Check each line of the entries below for the string "随干旱胁迫加剧" and state how many lines have it, with no other text.

**Stored items from a collection:**
----
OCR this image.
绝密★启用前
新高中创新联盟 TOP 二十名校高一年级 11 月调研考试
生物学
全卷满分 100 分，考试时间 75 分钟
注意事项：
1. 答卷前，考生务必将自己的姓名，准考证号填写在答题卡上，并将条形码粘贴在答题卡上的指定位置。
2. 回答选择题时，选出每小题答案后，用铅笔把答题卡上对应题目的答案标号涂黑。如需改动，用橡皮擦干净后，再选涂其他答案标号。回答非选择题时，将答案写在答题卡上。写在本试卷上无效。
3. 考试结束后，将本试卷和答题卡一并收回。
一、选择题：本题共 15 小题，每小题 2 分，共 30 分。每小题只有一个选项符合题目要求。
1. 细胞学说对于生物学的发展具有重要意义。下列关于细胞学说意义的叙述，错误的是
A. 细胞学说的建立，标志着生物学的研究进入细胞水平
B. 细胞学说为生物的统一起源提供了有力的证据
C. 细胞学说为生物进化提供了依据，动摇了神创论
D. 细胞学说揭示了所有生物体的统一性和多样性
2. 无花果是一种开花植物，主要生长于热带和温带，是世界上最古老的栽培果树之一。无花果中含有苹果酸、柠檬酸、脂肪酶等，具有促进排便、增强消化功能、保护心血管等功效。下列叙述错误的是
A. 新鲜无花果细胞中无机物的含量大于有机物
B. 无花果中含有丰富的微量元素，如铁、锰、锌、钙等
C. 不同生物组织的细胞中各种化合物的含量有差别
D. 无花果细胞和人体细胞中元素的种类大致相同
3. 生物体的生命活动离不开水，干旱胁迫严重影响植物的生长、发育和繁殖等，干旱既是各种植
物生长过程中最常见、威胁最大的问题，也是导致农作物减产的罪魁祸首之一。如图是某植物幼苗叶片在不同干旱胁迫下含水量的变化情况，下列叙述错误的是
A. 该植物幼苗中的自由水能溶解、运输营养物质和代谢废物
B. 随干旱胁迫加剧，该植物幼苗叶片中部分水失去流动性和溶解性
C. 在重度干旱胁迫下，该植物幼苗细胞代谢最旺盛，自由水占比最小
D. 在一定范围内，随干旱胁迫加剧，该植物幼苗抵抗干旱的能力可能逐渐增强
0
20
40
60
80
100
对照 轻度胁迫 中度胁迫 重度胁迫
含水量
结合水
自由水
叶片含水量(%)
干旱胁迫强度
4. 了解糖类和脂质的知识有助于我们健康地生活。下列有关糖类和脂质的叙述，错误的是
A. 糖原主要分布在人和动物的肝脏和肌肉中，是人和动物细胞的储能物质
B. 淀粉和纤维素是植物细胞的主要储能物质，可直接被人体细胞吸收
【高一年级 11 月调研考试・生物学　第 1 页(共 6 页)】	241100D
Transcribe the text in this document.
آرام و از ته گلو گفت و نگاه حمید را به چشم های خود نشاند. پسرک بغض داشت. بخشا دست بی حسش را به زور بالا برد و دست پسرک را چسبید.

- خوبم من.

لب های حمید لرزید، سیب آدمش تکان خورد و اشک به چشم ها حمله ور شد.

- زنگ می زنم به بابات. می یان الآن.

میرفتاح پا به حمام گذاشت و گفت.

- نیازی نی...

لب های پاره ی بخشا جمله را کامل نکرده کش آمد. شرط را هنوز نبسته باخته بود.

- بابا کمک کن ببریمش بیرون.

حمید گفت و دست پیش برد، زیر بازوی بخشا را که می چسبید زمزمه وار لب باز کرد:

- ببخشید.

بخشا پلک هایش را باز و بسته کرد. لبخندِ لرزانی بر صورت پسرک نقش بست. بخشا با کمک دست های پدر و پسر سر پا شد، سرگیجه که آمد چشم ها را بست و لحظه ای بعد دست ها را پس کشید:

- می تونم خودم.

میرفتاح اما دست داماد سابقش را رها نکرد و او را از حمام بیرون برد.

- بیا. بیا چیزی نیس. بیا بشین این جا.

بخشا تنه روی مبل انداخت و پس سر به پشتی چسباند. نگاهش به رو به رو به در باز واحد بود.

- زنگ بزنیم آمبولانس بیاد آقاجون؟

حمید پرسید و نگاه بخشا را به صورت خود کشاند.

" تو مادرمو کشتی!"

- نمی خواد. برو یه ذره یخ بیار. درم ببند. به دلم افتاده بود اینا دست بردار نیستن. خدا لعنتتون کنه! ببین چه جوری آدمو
----
**Solution for this problem:** 2